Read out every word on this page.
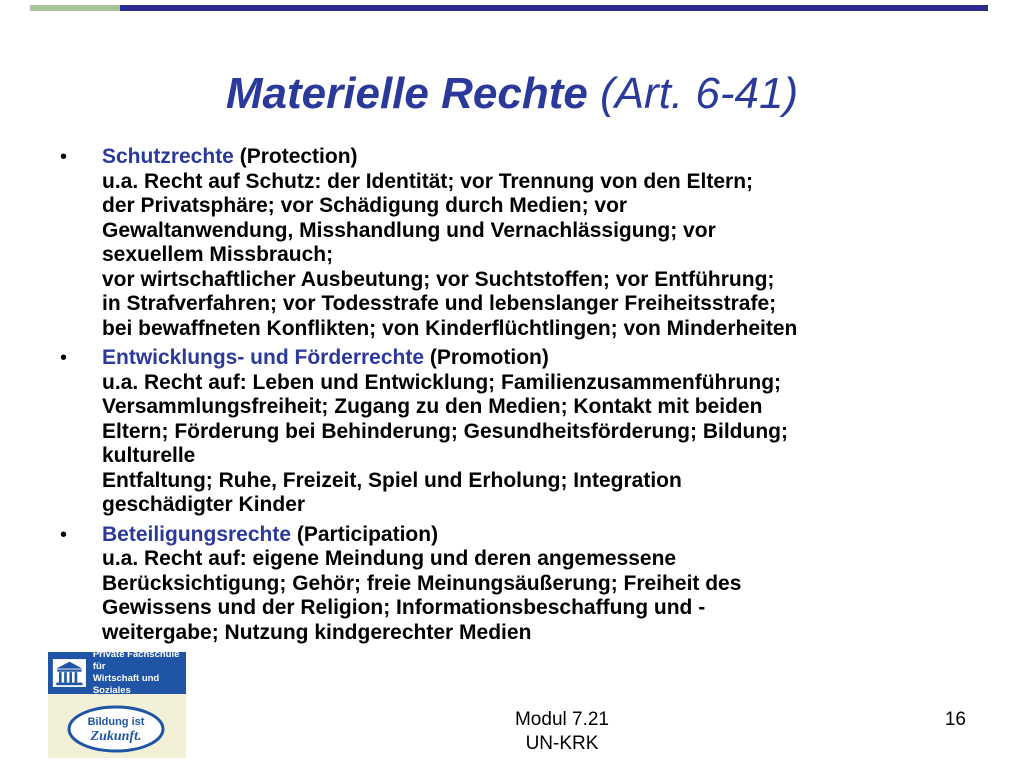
Materielle Rechte (Art. 6-41)
• Schutzrechte (Protection)
u.a. Recht auf Schutz: der Identität; vor Trennung von den Eltern;
der Privatsphäre; vor Schädigung durch Medien; vor
Gewaltanwendung, Misshandlung und Vernachlässigung; vor
sexuellem Missbrauch;
vor wirtschaftlicher Ausbeutung; vor Suchtstoffen; vor Entführung;
in Strafverfahren; vor Todesstrafe und lebenslanger Freiheitsstrafe;
bei bewaffneten Konflikten; von Kinderflüchtlingen; von Minderheiten
• Entwicklungs- und Förderrechte (Promotion)
u.a. Recht auf: Leben und Entwicklung; Familienzusammenführung;
Versammlungsfreiheit; Zugang zu den Medien; Kontakt mit beiden
Eltern; Förderung bei Behinderung; Gesundheitsförderung; Bildung;
kulturelle
Entfaltung; Ruhe, Freizeit, Spiel und Erholung; Integration
geschädigter Kinder
• Beteiligungsrechte (Participation)
u.a. Recht auf: eigene Meindung und deren angemessene
Berücksichtigung; Gehör; freie Meinungsäußerung; Freiheit des
Gewissens und der Religion; Informationsbeschaffung und -
weitergabe; Nutzung kindgerechter Medien
Private Fachschule für
Wirtschaft und Soziales
Bildung ist
Zukunft.
Modul 7.21
UN-KRK
16
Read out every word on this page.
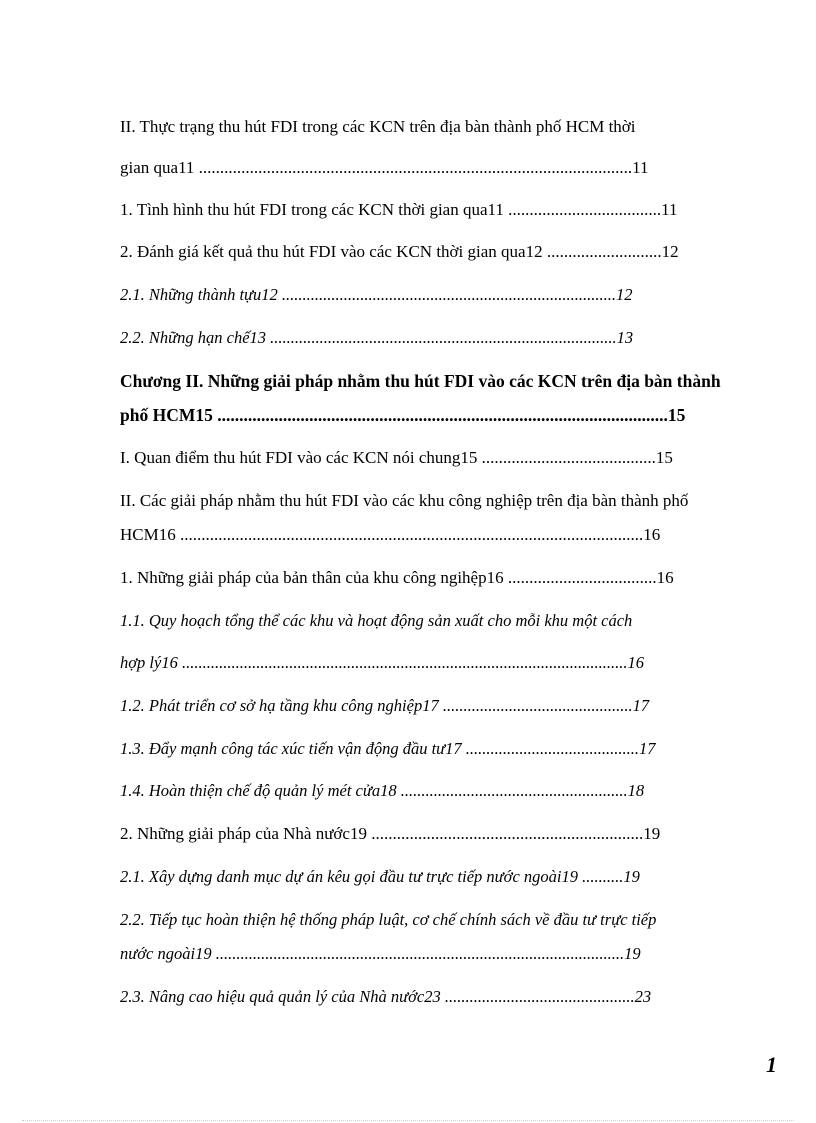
II. Thực trạng thu hút FDI trong các KCN trên địa bàn thành phố HCM thời
gian qua11 ......................................................................................................11
1. Tình hình thu hút FDI trong các KCN thời gian qua11 ....................................11
2. Đánh giá kết quả thu hút FDI vào các KCN thời gian qua12 ...........................12
2.1. Những thành tựu12 .................................................................................12
2.2. Những hạn chế13 ....................................................................................13
Chương II. Những giải pháp nhằm thu hút FDI vào các KCN trên địa bàn thành
phố HCM15 .......................................................................................................15
I. Quan điểm thu hút FDI vào các KCN nói chung15 .........................................15
II. Các giải pháp nhằm thu hút FDI vào các khu công nghiệp trên địa bàn thành phố
HCM16 .............................................................................................................16
1. Những giải pháp của bản thân của khu công ngihệp16 ...................................16
1.1. Quy hoạch tổng thể các khu và hoạt động sản xuất cho mỗi khu một cách
hợp lý16 ............................................................................................................16
1.2. Phát triển cơ sở hạ tầng khu công nghiệp17 ..............................................17
1.3. Đẩy mạnh công tác xúc tiến vận động đầu tư17 ..........................................17
1.4. Hoàn thiện chế độ quản lý mét cửa18 .......................................................18
2. Những giải pháp của Nhà nước19 ................................................................19
2.1. Xây dựng danh mục dự án kêu gọi đầu tư trực tiếp nước ngoài19 ..........19
2.2. Tiếp tục hoàn thiện hệ thống pháp luật, cơ chế chính sách về đầu tư trực tiếp
nước ngoài19 ...................................................................................................19
2.3. Nâng cao hiệu quả quản lý của Nhà nước23 ..............................................23
1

*-*-*

(SHORT PROBLEM) Within the data above, count the lines that contain the string "thời"; the reply is the number alone.

(THE RESULT) 3